• [Written exercise] Read the data and repeat it in full, exactly.

• [Dataset entries]
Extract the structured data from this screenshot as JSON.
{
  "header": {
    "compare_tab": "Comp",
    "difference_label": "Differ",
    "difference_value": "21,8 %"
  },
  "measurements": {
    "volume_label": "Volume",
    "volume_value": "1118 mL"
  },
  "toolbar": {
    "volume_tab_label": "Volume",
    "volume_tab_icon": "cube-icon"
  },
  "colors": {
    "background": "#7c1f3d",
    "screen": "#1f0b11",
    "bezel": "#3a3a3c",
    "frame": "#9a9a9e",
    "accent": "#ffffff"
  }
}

• [The result]
Extract the structured data from this screenshot as JSON.
{
  "header": {
    "compare_tab": "Comp",
    "difference_label": "Differ",
    "difference_value": "21,8 %"
  },
  "measurements": {
    "volume_label": "Volume",
    "volume_value": "1118 mL"
  },
  "toolbar": {
    "volume_tab_label": "Volume",
    "volume_tab_icon": "cube-icon"
  },
  "colors": {
    "background": "#7c1f3d",
    "screen": "#1f0b11",
    "bezel": "#3a3a3c",
    "frame": "#9a9a9e",
    "accent": "#ffffff"
  }
}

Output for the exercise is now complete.